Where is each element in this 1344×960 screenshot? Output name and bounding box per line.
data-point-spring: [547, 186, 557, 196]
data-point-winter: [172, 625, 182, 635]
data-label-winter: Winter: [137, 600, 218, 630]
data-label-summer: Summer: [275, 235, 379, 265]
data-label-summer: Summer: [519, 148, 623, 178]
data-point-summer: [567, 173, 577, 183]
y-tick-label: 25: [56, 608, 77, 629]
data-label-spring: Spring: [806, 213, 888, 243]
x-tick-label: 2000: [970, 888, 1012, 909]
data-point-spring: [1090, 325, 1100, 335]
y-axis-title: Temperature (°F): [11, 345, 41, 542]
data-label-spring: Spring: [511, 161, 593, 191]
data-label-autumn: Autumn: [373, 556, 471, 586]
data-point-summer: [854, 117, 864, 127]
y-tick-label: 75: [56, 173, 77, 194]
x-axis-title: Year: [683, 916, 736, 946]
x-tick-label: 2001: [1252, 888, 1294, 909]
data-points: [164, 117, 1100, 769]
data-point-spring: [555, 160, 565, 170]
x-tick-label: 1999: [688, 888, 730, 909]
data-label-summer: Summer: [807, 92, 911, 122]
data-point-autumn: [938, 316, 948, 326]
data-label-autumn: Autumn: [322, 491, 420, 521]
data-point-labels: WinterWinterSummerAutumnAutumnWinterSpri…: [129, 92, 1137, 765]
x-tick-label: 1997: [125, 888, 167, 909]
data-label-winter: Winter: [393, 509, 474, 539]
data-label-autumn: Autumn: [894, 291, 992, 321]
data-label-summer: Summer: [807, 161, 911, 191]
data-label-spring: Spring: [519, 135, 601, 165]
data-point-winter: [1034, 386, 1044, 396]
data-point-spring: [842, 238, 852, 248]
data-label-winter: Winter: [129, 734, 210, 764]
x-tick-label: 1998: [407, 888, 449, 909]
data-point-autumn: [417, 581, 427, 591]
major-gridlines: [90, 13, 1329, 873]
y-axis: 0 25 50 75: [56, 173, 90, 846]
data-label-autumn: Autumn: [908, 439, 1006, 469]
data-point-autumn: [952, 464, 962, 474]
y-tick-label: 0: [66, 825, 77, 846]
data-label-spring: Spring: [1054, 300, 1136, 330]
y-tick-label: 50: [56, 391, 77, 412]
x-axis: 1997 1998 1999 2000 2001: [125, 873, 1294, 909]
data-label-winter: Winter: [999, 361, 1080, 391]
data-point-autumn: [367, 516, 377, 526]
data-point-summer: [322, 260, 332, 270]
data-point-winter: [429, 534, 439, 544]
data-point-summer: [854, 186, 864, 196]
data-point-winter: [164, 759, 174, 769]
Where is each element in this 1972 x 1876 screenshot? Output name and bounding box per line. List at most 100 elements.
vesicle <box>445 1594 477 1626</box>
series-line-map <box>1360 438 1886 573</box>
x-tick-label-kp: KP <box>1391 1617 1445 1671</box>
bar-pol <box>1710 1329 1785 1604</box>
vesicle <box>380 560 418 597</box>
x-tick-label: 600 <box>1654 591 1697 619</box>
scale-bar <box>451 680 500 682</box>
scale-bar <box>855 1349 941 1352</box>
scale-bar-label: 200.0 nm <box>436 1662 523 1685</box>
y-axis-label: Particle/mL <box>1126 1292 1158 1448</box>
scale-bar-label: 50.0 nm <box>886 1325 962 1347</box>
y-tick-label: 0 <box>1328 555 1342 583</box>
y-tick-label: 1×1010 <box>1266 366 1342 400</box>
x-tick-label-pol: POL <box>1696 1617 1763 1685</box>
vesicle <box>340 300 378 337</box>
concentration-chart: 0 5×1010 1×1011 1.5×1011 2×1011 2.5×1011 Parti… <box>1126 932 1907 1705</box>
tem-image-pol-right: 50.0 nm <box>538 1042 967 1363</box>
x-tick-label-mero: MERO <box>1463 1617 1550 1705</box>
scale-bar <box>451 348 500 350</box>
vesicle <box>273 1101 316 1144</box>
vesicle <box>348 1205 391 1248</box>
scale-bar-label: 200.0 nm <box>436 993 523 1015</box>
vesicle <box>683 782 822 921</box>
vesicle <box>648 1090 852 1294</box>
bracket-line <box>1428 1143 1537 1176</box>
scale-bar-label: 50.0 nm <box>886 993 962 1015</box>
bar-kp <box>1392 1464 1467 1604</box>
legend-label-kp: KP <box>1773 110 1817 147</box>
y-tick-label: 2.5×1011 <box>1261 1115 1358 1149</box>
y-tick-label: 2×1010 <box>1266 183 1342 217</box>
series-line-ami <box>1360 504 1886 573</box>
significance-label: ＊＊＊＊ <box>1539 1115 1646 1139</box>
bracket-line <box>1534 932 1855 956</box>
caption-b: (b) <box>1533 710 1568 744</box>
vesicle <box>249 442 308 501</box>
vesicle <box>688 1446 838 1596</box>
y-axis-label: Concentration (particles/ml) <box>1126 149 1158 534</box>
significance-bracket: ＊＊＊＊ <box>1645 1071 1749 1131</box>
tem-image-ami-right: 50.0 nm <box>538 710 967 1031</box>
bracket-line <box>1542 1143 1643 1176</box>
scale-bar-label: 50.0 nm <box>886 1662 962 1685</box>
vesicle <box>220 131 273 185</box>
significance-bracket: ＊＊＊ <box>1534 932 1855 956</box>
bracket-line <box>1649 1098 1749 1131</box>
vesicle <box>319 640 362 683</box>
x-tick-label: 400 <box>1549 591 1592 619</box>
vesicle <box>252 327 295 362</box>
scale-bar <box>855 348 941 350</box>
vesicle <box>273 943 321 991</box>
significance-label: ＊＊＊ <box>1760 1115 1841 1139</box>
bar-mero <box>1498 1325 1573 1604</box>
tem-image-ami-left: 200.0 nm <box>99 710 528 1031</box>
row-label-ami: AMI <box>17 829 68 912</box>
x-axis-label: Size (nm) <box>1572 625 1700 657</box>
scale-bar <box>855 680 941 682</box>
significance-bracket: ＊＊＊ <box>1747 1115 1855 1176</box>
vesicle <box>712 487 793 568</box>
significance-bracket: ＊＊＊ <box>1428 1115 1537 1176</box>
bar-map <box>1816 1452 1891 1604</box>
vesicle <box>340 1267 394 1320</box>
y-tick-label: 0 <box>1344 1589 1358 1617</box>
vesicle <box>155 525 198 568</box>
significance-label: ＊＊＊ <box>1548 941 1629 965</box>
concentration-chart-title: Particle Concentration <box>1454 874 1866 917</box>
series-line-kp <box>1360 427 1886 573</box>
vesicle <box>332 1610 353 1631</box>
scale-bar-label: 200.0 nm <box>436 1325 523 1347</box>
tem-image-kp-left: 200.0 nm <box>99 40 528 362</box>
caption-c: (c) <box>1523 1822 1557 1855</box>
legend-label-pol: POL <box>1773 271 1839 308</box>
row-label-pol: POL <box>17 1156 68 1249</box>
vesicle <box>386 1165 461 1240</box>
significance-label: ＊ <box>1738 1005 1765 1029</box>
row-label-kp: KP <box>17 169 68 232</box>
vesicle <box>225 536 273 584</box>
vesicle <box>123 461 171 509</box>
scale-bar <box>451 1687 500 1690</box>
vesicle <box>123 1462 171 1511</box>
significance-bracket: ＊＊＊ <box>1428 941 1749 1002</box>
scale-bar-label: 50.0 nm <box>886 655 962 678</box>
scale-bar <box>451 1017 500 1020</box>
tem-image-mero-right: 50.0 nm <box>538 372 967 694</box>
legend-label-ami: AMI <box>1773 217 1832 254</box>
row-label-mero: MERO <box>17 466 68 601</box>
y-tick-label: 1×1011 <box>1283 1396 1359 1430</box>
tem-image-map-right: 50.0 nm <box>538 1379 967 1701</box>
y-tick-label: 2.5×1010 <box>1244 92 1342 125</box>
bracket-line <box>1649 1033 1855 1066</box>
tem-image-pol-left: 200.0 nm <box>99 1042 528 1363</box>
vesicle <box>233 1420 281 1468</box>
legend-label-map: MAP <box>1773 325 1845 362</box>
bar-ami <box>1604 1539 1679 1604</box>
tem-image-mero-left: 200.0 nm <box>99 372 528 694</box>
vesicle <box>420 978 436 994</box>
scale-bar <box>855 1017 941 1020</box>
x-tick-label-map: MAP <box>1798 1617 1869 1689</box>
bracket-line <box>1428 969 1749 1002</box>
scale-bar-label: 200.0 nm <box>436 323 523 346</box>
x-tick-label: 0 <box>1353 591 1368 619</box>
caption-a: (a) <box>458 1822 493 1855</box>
###
• GIVEN INSTRUCTION: Pull out the rows from the very first line through the line containing "major-gridlines: [90, 13, 1329, 873]", and reproduce each one unchanged.

• TASK RESULT:
Where is each element in this 1344×960 screenshot? Output name and bounding box per line.
data-point-spring: [547, 186, 557, 196]
data-point-winter: [172, 625, 182, 635]
data-label-winter: Winter: [137, 600, 218, 630]
data-label-summer: Summer: [275, 235, 379, 265]
data-label-summer: Summer: [519, 148, 623, 178]
data-point-summer: [567, 173, 577, 183]
y-tick-label: 25: [56, 608, 77, 629]
data-label-spring: Spring: [806, 213, 888, 243]
x-tick-label: 2000: [970, 888, 1012, 909]
data-point-spring: [1090, 325, 1100, 335]
y-axis-title: Temperature (°F): [11, 345, 41, 542]
data-label-spring: Spring: [511, 161, 593, 191]
data-label-autumn: Autumn: [373, 556, 471, 586]
data-point-summer: [854, 117, 864, 127]
y-tick-label: 75: [56, 173, 77, 194]
x-axis-title: Year: [683, 916, 736, 946]
x-tick-label: 2001: [1252, 888, 1294, 909]
data-points: [164, 117, 1100, 769]
data-point-spring: [555, 160, 565, 170]
x-tick-label: 1999: [688, 888, 730, 909]
data-label-summer: Summer: [807, 92, 911, 122]
data-point-autumn: [938, 316, 948, 326]
data-label-autumn: Autumn: [322, 491, 420, 521]
data-point-labels: WinterWinterSummerAutumnAutumnWinterSpri…: [129, 92, 1137, 765]
x-tick-label: 1997: [125, 888, 167, 909]
data-label-winter: Winter: [393, 509, 474, 539]
data-label-autumn: Autumn: [894, 291, 992, 321]
data-label-summer: Summer: [807, 161, 911, 191]
data-label-spring: Spring: [519, 135, 601, 165]
data-point-winter: [1034, 386, 1044, 396]
data-point-spring: [842, 238, 852, 248]
data-label-winter: Winter: [129, 734, 210, 764]
x-tick-label: 1998: [407, 888, 449, 909]
data-point-autumn: [417, 581, 427, 591]
major-gridlines: [90, 13, 1329, 873]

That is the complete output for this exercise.